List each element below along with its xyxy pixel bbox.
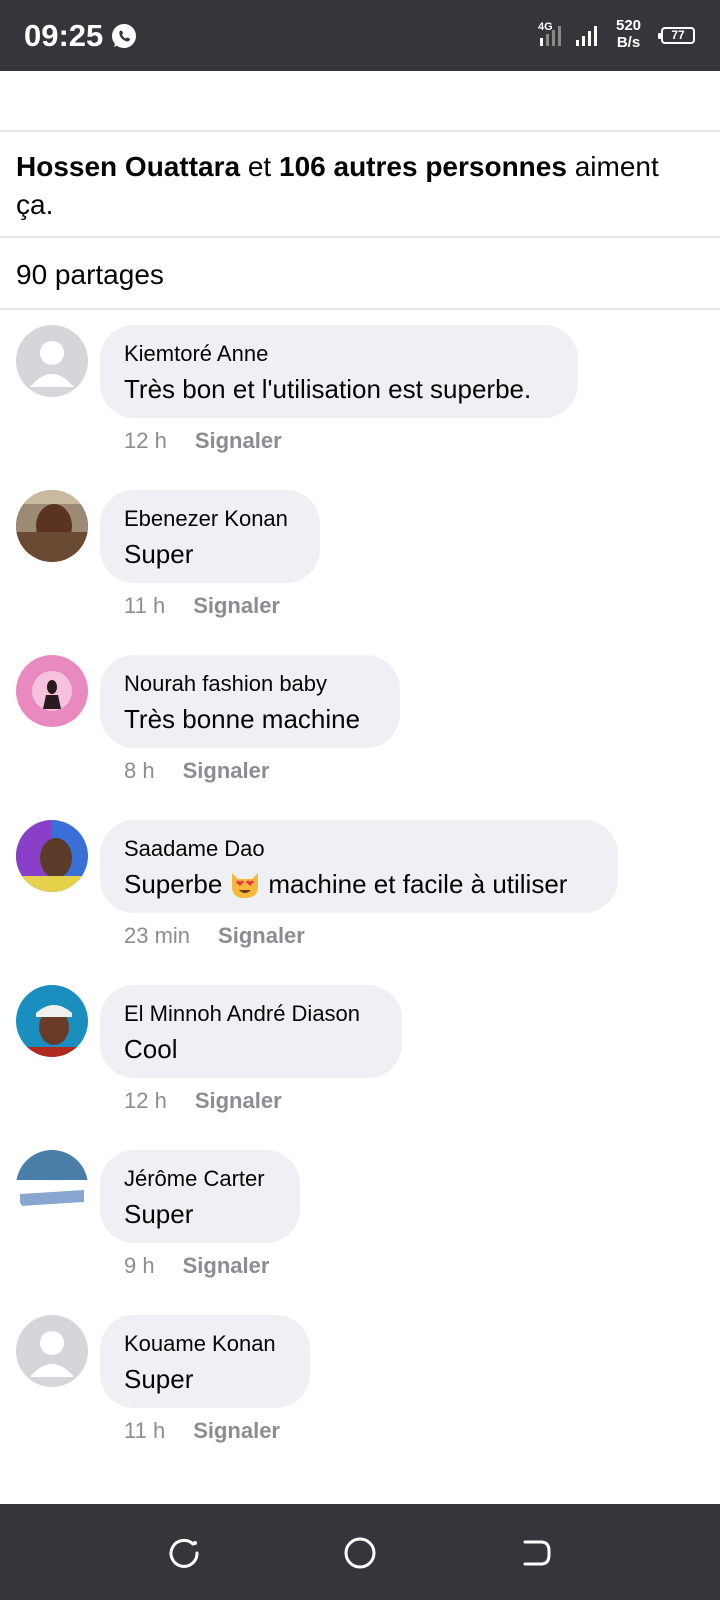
comment-bubble[interactable]: Ebenezer Konan Super	[100, 490, 320, 583]
avatar[interactable]	[16, 1315, 88, 1387]
recent-apps-icon[interactable]	[167, 1536, 201, 1570]
likes-summary[interactable]: Hossen Ouattara et 106 autres personnes …	[16, 148, 696, 224]
comment-author[interactable]: Jérôme Carter	[124, 1164, 276, 1194]
profile-photo	[16, 655, 88, 727]
comment-bubble[interactable]: Kiemtoré Anne Très bon et l'utilisation …	[100, 325, 578, 418]
comment-author[interactable]: Nourah fashion baby	[124, 669, 376, 699]
profile-photo	[16, 1150, 88, 1222]
comment-meta: 11 h Signaler	[124, 593, 280, 619]
report-button[interactable]: Signaler	[183, 1253, 270, 1278]
comment-bubble[interactable]: Jérôme Carter Super	[100, 1150, 300, 1243]
comment-text: Superbe machine et facile à utiliser	[124, 866, 594, 902]
divider	[0, 308, 720, 310]
report-button[interactable]: Signaler	[193, 1418, 280, 1443]
comment-item: El Minnoh André Diason Cool 12 h Signaler	[0, 985, 720, 1145]
comment-meta: 11 h Signaler	[124, 1418, 280, 1444]
divider	[0, 236, 720, 238]
comment-meta: 8 h Signaler	[124, 758, 269, 784]
report-button[interactable]: Signaler	[218, 923, 305, 948]
avatar[interactable]	[16, 490, 88, 562]
speed-unit: B/s	[616, 34, 641, 51]
default-avatar-icon	[30, 1331, 74, 1377]
comment-meta: 23 min Signaler	[124, 923, 305, 949]
speed-value: 520	[616, 17, 642, 34]
comment-author[interactable]: Ebenezer Konan	[124, 504, 296, 534]
report-button[interactable]: Signaler	[183, 758, 270, 783]
avatar[interactable]	[16, 655, 88, 727]
comment-author[interactable]: El Minnoh André Diason	[124, 999, 378, 1029]
comment-text-before: Superbe	[124, 869, 223, 899]
comment-item: Kiemtoré Anne Très bon et l'utilisation …	[0, 325, 720, 485]
comment-bubble[interactable]: Saadame Dao Superbe machine et facile à …	[100, 820, 618, 913]
comment-text: Cool	[124, 1034, 178, 1064]
comment-time: 11 h	[124, 1418, 166, 1443]
profile-photo	[16, 985, 88, 1057]
comment-time: 12 h	[124, 1088, 167, 1113]
comment-author[interactable]: Saadame Dao	[124, 834, 594, 864]
comment-author[interactable]: Kiemtoré Anne	[124, 339, 554, 369]
likes-connector: et	[240, 151, 279, 182]
battery-icon: 77	[658, 27, 695, 44]
signal-bars-icon	[576, 26, 597, 46]
comment-text: Très bonne machine	[124, 704, 361, 734]
report-button[interactable]: Signaler	[193, 593, 280, 618]
navigation-bar	[0, 1504, 720, 1600]
comment-time: 11 h	[124, 593, 166, 618]
back-icon[interactable]	[519, 1536, 553, 1570]
whatsapp-icon	[112, 24, 136, 48]
comment-meta: 12 h Signaler	[124, 1088, 282, 1114]
comment-item: Jérôme Carter Super 9 h Signaler	[0, 1150, 720, 1310]
profile-photo	[16, 490, 88, 562]
avatar[interactable]	[16, 325, 88, 397]
comment-time: 23 min	[124, 923, 191, 948]
report-button[interactable]: Signaler	[195, 428, 282, 453]
avatar[interactable]	[16, 1150, 88, 1222]
avatar[interactable]	[16, 820, 88, 892]
signal-4g-icon: 4G	[538, 21, 561, 46]
network-speed: 520 B/s	[616, 17, 641, 51]
comment-bubble[interactable]: Kouame Konan Super	[100, 1315, 310, 1408]
liker-name[interactable]: Hossen Ouattara	[16, 151, 240, 182]
comment-text: Super	[124, 1199, 194, 1229]
comment-author[interactable]: Kouame Konan	[124, 1329, 286, 1359]
status-bar: 09:25 4G 520 B/s 77	[0, 0, 720, 71]
comment-item: Kouame Konan Super 11 h Signaler	[0, 1315, 720, 1475]
profile-photo	[16, 820, 88, 892]
shares-count[interactable]: 90 partages	[16, 259, 164, 291]
comment-text: Super	[124, 1364, 194, 1394]
comment-item: Ebenezer Konan Super 11 h Signaler	[0, 490, 720, 650]
comment-meta: 12 h Signaler	[124, 428, 282, 454]
status-time: 09:25	[24, 18, 104, 53]
comment-item: Nourah fashion baby Très bonne machine 8…	[0, 655, 720, 815]
heart-eyes-cat-emoji	[232, 873, 259, 898]
comment-text-after: machine et facile à utiliser	[268, 869, 568, 899]
comment-item: Saadame Dao Superbe machine et facile à …	[0, 820, 720, 980]
comment-bubble[interactable]: Nourah fashion baby Très bonne machine	[100, 655, 400, 748]
comment-bubble[interactable]: El Minnoh André Diason Cool	[100, 985, 402, 1078]
home-icon[interactable]	[343, 1536, 377, 1570]
comment-meta: 9 h Signaler	[124, 1253, 269, 1279]
comment-time: 8 h	[124, 758, 155, 783]
comment-text: Super	[124, 539, 194, 569]
comment-text: Très bon et l'utilisation est superbe.	[124, 374, 532, 404]
report-button[interactable]: Signaler	[195, 1088, 282, 1113]
divider	[0, 130, 720, 132]
network-label: 4G	[538, 21, 553, 33]
likes-others[interactable]: 106 autres personnes	[279, 151, 567, 182]
avatar[interactable]	[16, 985, 88, 1057]
comment-time: 9 h	[124, 1253, 155, 1278]
default-avatar-icon	[30, 341, 74, 387]
comment-time: 12 h	[124, 428, 167, 453]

- - - - -

Written exercise: From the line with "comment-bubble[interactable]: Ebenezer Konan" to the line with "834, 594, 864]", change "profile-photo" to "user-photo" and reproduce those lines with nothing else altered.

The result:
comment-bubble[interactable]: Ebenezer Konan Super	[100, 490, 320, 583]
avatar[interactable]	[16, 1315, 88, 1387]
recent-apps-icon[interactable]	[167, 1536, 201, 1570]
likes-summary[interactable]: Hossen Ouattara et 106 autres personnes …	[16, 148, 696, 224]
comment-author[interactable]: Jérôme Carter	[124, 1164, 276, 1194]
user-photo	[16, 655, 88, 727]
comment-bubble[interactable]: Kiemtoré Anne Très bon et l'utilisation …	[100, 325, 578, 418]
comment-author[interactable]: Nourah fashion baby	[124, 669, 376, 699]
user-photo	[16, 1150, 88, 1222]
comment-meta: 11 h Signaler	[124, 593, 280, 619]
report-button[interactable]: Signaler	[183, 1253, 270, 1278]
comment-bubble[interactable]: Jérôme Carter Super	[100, 1150, 300, 1243]
comment-text: Superbe machine et facile à utiliser	[124, 866, 594, 902]
divider	[0, 308, 720, 310]
report-button[interactable]: Signaler	[193, 1418, 280, 1443]
comment-item: El Minnoh André Diason Cool 12 h Signaler	[0, 985, 720, 1145]
comment-meta: 11 h Signaler	[124, 1418, 280, 1444]
divider	[0, 236, 720, 238]
comment-meta: 8 h Signaler	[124, 758, 269, 784]
report-button[interactable]: Signaler	[218, 923, 305, 948]
avatar[interactable]	[16, 490, 88, 562]
speed-unit: B/s	[616, 34, 641, 51]
default-avatar-icon	[30, 1331, 74, 1377]
comment-meta: 23 min Signaler	[124, 923, 305, 949]
speed-value: 520	[616, 17, 642, 34]
comment-author[interactable]: Ebenezer Konan	[124, 504, 296, 534]
report-button[interactable]: Signaler	[183, 758, 270, 783]
avatar[interactable]	[16, 655, 88, 727]
comment-author[interactable]: El Minnoh André Diason	[124, 999, 378, 1029]
comment-text-before: Superbe	[124, 869, 223, 899]
comment-item: Kiemtoré Anne Très bon et l'utilisation …	[0, 325, 720, 485]
comment-bubble[interactable]: Saadame Dao Superbe machine et facile à …	[100, 820, 618, 913]
comment-text: Cool	[124, 1034, 178, 1064]
comment-time: 11 h	[124, 1418, 166, 1443]
user-photo	[16, 985, 88, 1057]
comment-time: 12 h	[124, 1088, 167, 1113]
comment-author[interactable]: Saadame Dao	[124, 834, 594, 864]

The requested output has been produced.